**PROVIDED RECORDS:**
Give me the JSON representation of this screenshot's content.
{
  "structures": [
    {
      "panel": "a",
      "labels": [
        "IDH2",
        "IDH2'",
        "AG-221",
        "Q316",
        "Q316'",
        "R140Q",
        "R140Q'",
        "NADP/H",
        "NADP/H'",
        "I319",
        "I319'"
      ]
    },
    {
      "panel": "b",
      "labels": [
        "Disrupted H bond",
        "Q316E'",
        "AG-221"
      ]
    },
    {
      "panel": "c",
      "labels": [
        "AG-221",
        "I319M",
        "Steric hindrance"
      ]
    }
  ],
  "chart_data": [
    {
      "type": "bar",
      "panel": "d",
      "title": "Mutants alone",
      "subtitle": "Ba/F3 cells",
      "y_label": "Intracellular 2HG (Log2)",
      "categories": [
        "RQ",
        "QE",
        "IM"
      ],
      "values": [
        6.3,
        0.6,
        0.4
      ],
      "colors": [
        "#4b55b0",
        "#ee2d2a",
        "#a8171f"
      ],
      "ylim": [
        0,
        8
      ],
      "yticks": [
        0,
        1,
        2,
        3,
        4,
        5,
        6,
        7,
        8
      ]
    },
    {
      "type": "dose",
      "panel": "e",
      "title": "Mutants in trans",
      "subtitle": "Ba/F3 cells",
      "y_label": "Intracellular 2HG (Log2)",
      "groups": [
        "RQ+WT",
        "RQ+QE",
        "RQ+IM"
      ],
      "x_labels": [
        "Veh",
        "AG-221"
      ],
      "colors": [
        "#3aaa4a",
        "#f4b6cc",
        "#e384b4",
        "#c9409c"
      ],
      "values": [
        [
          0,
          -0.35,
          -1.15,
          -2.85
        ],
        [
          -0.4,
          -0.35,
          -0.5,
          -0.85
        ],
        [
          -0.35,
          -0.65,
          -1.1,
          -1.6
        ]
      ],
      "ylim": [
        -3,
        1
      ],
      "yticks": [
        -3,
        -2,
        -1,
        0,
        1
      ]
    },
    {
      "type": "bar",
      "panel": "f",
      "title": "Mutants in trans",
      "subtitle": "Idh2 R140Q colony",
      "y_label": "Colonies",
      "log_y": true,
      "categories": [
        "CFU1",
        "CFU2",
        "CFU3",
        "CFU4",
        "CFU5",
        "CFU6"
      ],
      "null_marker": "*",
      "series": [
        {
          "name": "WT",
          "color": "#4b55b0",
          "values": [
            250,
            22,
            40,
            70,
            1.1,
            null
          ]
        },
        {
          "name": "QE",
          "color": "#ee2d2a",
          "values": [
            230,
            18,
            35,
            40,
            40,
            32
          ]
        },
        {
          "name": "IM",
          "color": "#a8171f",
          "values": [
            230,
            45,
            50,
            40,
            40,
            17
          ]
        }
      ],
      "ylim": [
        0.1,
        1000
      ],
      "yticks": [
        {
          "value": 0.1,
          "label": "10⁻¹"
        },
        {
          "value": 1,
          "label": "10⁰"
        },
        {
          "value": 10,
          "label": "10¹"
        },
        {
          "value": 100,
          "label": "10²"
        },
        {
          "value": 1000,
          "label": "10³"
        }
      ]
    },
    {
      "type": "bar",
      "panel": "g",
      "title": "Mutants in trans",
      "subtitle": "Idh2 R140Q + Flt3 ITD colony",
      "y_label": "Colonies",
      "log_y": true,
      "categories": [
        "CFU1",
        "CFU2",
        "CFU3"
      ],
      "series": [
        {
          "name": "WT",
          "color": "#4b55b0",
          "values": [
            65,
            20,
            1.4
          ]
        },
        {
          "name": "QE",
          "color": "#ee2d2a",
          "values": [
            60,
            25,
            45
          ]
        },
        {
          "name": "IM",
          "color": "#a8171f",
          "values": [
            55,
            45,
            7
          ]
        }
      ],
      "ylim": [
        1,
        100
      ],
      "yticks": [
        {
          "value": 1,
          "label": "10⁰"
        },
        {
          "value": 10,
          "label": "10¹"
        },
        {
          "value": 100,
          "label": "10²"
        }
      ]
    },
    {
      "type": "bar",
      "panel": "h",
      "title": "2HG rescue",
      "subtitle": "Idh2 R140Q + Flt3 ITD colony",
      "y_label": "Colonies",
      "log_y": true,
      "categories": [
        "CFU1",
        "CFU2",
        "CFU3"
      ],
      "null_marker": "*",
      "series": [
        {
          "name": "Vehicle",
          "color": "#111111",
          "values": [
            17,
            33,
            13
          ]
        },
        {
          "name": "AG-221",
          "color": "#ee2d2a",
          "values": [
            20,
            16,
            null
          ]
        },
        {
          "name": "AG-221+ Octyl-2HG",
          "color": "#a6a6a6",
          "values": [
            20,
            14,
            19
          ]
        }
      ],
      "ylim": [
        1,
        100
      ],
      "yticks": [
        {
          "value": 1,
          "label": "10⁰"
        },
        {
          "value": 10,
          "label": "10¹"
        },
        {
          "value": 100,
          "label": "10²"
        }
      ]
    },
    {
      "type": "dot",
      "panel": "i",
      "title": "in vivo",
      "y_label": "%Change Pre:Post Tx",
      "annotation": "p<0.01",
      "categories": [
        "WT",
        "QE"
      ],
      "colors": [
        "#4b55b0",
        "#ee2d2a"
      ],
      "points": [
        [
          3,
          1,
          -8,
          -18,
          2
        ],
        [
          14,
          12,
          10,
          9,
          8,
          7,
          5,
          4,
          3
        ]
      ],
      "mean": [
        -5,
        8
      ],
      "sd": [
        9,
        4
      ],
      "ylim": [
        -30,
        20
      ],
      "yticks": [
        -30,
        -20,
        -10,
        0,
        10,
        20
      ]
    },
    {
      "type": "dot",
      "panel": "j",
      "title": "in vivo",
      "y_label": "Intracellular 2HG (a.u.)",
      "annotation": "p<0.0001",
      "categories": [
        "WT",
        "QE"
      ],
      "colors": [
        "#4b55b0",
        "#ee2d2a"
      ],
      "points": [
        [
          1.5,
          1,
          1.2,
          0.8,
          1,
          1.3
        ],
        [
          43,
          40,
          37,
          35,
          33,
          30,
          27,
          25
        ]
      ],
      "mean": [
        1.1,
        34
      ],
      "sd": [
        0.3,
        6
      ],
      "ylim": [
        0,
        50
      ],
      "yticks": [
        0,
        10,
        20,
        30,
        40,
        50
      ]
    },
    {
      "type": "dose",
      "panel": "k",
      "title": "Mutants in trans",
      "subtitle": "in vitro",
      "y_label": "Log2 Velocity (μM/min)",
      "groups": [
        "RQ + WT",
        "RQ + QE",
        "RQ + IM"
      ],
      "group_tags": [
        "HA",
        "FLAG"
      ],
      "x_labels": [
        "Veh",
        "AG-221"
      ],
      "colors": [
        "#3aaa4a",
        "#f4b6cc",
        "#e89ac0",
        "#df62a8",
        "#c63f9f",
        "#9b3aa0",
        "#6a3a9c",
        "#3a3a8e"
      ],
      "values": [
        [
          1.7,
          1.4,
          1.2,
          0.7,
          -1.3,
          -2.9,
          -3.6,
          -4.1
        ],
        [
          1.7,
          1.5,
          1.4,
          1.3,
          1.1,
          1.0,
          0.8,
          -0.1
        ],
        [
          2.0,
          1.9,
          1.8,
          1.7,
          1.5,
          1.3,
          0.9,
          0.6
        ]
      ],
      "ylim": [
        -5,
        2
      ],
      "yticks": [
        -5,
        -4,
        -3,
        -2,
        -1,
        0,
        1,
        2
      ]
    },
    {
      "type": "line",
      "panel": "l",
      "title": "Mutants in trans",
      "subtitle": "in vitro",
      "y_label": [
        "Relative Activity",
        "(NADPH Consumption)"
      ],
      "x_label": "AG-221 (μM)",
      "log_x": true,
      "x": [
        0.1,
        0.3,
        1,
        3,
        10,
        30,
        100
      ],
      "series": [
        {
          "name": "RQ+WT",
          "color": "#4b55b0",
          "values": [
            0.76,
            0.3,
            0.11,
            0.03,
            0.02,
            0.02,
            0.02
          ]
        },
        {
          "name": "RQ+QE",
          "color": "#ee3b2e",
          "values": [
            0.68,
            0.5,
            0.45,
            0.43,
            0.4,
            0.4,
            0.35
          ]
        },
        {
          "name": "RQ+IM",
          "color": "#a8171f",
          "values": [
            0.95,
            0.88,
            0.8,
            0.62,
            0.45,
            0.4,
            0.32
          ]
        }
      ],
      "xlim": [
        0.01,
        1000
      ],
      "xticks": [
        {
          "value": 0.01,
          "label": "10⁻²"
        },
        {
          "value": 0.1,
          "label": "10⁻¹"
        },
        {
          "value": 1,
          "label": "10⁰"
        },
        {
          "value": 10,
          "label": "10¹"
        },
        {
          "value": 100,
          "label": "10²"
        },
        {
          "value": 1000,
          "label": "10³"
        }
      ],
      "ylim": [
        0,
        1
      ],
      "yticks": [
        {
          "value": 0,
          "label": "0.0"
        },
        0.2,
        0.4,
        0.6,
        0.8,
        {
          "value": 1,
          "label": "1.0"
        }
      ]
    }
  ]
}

**TASK DIRECTIONS:**
Examine the records above and give the number of lines in which the string "annotation" appears, with no other words.

**ANSWER SECTION:**
2